Task brief =
Reproduce all of the material word for word.

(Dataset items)
/---

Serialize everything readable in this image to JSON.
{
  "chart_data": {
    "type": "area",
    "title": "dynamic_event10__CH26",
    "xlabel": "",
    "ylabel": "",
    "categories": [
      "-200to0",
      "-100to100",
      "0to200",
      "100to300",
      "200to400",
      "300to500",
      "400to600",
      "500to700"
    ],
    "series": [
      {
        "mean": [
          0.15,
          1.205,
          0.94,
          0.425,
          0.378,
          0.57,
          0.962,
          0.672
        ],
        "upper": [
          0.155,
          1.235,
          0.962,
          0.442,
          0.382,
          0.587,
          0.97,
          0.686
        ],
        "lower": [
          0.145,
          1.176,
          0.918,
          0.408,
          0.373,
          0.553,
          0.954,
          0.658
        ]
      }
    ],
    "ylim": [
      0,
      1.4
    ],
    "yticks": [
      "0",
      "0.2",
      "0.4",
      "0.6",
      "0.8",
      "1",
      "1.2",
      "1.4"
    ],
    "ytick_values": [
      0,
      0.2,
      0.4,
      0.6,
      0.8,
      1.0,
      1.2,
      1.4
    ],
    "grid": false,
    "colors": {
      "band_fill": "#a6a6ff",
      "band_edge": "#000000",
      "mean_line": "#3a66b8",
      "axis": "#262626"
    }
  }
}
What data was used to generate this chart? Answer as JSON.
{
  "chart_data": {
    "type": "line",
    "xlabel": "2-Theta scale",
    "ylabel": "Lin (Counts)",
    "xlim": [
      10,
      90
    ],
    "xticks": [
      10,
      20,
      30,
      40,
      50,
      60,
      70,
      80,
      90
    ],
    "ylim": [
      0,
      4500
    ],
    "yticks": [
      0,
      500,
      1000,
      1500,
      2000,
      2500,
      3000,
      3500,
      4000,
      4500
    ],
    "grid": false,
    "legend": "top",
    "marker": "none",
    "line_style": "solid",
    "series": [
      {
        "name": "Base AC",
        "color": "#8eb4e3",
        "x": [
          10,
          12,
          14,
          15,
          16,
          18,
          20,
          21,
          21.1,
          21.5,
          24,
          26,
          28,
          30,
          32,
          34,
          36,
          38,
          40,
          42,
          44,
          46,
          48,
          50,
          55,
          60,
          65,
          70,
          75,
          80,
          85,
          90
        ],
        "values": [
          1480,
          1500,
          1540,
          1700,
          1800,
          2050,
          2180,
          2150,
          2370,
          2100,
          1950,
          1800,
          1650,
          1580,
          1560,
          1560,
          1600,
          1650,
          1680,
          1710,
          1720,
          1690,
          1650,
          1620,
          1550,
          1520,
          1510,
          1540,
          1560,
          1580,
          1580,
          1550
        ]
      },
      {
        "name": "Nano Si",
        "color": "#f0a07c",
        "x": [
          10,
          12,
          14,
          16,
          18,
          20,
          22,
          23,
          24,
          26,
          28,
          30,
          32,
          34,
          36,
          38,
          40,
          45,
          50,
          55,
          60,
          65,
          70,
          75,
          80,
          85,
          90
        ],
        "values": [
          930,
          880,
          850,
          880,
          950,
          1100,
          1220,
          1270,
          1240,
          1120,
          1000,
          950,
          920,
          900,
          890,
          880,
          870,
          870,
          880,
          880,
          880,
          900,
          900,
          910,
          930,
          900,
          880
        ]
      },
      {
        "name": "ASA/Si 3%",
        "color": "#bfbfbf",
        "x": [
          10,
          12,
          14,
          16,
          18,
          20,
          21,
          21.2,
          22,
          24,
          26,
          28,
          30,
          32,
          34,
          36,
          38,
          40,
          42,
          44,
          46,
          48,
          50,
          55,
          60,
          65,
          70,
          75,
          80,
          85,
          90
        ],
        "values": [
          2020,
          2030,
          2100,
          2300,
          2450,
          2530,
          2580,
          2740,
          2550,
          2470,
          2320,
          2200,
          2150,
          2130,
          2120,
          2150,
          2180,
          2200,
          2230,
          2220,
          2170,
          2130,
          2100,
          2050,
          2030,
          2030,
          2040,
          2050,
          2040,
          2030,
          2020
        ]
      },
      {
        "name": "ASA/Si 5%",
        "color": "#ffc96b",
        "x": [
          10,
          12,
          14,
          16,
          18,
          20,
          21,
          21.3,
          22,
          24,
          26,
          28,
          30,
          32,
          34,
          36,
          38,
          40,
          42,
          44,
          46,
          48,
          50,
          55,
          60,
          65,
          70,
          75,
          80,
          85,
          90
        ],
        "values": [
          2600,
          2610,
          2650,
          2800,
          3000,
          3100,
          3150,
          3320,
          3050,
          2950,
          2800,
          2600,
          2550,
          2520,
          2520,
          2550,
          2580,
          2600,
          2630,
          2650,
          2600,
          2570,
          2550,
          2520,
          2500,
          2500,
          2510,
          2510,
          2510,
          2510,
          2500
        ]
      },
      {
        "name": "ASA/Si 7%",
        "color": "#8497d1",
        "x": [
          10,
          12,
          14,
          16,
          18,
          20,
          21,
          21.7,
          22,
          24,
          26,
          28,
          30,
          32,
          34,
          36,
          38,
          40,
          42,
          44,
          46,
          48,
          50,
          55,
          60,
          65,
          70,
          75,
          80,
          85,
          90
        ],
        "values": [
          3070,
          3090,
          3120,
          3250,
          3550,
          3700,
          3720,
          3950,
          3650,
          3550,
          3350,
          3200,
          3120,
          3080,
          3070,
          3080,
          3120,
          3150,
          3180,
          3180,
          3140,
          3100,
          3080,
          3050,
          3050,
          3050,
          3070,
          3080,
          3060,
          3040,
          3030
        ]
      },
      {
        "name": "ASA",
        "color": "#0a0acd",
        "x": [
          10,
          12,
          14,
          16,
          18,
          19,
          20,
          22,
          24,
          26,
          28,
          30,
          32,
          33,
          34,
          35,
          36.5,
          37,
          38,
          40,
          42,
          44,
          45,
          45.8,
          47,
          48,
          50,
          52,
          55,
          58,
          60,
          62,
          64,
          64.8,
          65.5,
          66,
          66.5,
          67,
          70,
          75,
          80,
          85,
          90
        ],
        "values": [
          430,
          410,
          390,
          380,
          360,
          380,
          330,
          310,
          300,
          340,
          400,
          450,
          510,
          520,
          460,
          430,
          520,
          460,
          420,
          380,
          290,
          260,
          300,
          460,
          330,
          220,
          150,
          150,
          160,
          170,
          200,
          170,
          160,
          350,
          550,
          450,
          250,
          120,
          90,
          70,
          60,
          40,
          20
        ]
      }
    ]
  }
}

\---

Answer to the exercise =
Serialize everything readable in this image to JSON.
{
  "chart_data": {
    "type": "area",
    "title": "dynamic_event10__CH26",
    "xlabel": "",
    "ylabel": "",
    "categories": [
      "-200to0",
      "-100to100",
      "0to200",
      "100to300",
      "200to400",
      "300to500",
      "400to600",
      "500to700"
    ],
    "series": [
      {
        "mean": [
          0.15,
          1.205,
          0.94,
          0.425,
          0.378,
          0.57,
          0.962,
          0.672
        ],
        "upper": [
          0.155,
          1.235,
          0.962,
          0.442,
          0.382,
          0.587,
          0.97,
          0.686
        ],
        "lower": [
          0.145,
          1.176,
          0.918,
          0.408,
          0.373,
          0.553,
          0.954,
          0.658
        ]
      }
    ],
    "ylim": [
      0,
      1.4
    ],
    "yticks": [
      "0",
      "0.2",
      "0.4",
      "0.6",
      "0.8",
      "1",
      "1.2",
      "1.4"
    ],
    "ytick_values": [
      0,
      0.2,
      0.4,
      0.6,
      0.8,
      1.0,
      1.2,
      1.4
    ],
    "grid": false,
    "colors": {
      "band_fill": "#a6a6ff",
      "band_edge": "#000000",
      "mean_line": "#3a66b8",
      "axis": "#262626"
    }
  }
}
What data was used to generate this chart? Answer as JSON.
{
  "chart_data": {
    "type": "line",
    "xlabel": "2-Theta scale",
    "ylabel": "Lin (Counts)",
    "xlim": [
      10,
      90
    ],
    "xticks": [
      10,
      20,
      30,
      40,
      50,
      60,
      70,
      80,
      90
    ],
    "ylim": [
      0,
      4500
    ],
    "yticks": [
      0,
      500,
      1000,
      1500,
      2000,
      2500,
      3000,
      3500,
      4000,
      4500
    ],
    "grid": false,
    "legend": "top",
    "marker": "none",
    "line_style": "solid",
    "series": [
      {
        "name": "Base AC",
        "color": "#8eb4e3",
        "x": [
          10,
          12,
          14,
          15,
          16,
          18,
          20,
          21,
          21.1,
          21.5,
          24,
          26,
          28,
          30,
          32,
          34,
          36,
          38,
          40,
          42,
          44,
          46,
          48,
          50,
          55,
          60,
          65,
          70,
          75,
          80,
          85,
          90
        ],
        "values": [
          1480,
          1500,
          1540,
          1700,
          1800,
          2050,
          2180,
          2150,
          2370,
          2100,
          1950,
          1800,
          1650,
          1580,
          1560,
          1560,
          1600,
          1650,
          1680,
          1710,
          1720,
          1690,
          1650,
          1620,
          1550,
          1520,
          1510,
          1540,
          1560,
          1580,
          1580,
          1550
        ]
      },
      {
        "name": "Nano Si",
        "color": "#f0a07c",
        "x": [
          10,
          12,
          14,
          16,
          18,
          20,
          22,
          23,
          24,
          26,
          28,
          30,
          32,
          34,
          36,
          38,
          40,
          45,
          50,
          55,
          60,
          65,
          70,
          75,
          80,
          85,
          90
        ],
        "values": [
          930,
          880,
          850,
          880,
          950,
          1100,
          1220,
          1270,
          1240,
          1120,
          1000,
          950,
          920,
          900,
          890,
          880,
          870,
          870,
          880,
          880,
          880,
          900,
          900,
          910,
          930,
          900,
          880
        ]
      },
      {
        "name": "ASA/Si 3%",
        "color": "#bfbfbf",
        "x": [
          10,
          12,
          14,
          16,
          18,
          20,
          21,
          21.2,
          22,
          24,
          26,
          28,
          30,
          32,
          34,
          36,
          38,
          40,
          42,
          44,
          46,
          48,
          50,
          55,
          60,
          65,
          70,
          75,
          80,
          85,
          90
        ],
        "values": [
          2020,
          2030,
          2100,
          2300,
          2450,
          2530,
          2580,
          2740,
          2550,
          2470,
          2320,
          2200,
          2150,
          2130,
          2120,
          2150,
          2180,
          2200,
          2230,
          2220,
          2170,
          2130,
          2100,
          2050,
          2030,
          2030,
          2040,
          2050,
          2040,
          2030,
          2020
        ]
      },
      {
        "name": "ASA/Si 5%",
        "color": "#ffc96b",
        "x": [
          10,
          12,
          14,
          16,
          18,
          20,
          21,
          21.3,
          22,
          24,
          26,
          28,
          30,
          32,
          34,
          36,
          38,
          40,
          42,
          44,
          46,
          48,
          50,
          55,
          60,
          65,
          70,
          75,
          80,
          85,
          90
        ],
        "values": [
          2600,
          2610,
          2650,
          2800,
          3000,
          3100,
          3150,
          3320,
          3050,
          2950,
          2800,
          2600,
          2550,
          2520,
          2520,
          2550,
          2580,
          2600,
          2630,
          2650,
          2600,
          2570,
          2550,
          2520,
          2500,
          2500,
          2510,
          2510,
          2510,
          2510,
          2500
        ]
      },
      {
        "name": "ASA/Si 7%",
        "color": "#8497d1",
        "x": [
          10,
          12,
          14,
          16,
          18,
          20,
          21,
          21.7,
          22,
          24,
          26,
          28,
          30,
          32,
          34,
          36,
          38,
          40,
          42,
          44,
          46,
          48,
          50,
          55,
          60,
          65,
          70,
          75,
          80,
          85,
          90
        ],
        "values": [
          3070,
          3090,
          3120,
          3250,
          3550,
          3700,
          3720,
          3950,
          3650,
          3550,
          3350,
          3200,
          3120,
          3080,
          3070,
          3080,
          3120,
          3150,
          3180,
          3180,
          3140,
          3100,
          3080,
          3050,
          3050,
          3050,
          3070,
          3080,
          3060,
          3040,
          3030
        ]
      },
      {
        "name": "ASA",
        "color": "#0a0acd",
        "x": [
          10,
          12,
          14,
          16,
          18,
          19,
          20,
          22,
          24,
          26,
          28,
          30,
          32,
          33,
          34,
          35,
          36.5,
          37,
          38,
          40,
          42,
          44,
          45,
          45.8,
          47,
          48,
          50,
          52,
          55,
          58,
          60,
          62,
          64,
          64.8,
          65.5,
          66,
          66.5,
          67,
          70,
          75,
          80,
          85,
          90
        ],
        "values": [
          430,
          410,
          390,
          380,
          360,
          380,
          330,
          310,
          300,
          340,
          400,
          450,
          510,
          520,
          460,
          430,
          520,
          460,
          420,
          380,
          290,
          260,
          300,
          460,
          330,
          220,
          150,
          150,
          160,
          170,
          200,
          170,
          160,
          350,
          550,
          450,
          250,
          120,
          90,
          70,
          60,
          40,
          20
        ]
      }
    ]
  }
}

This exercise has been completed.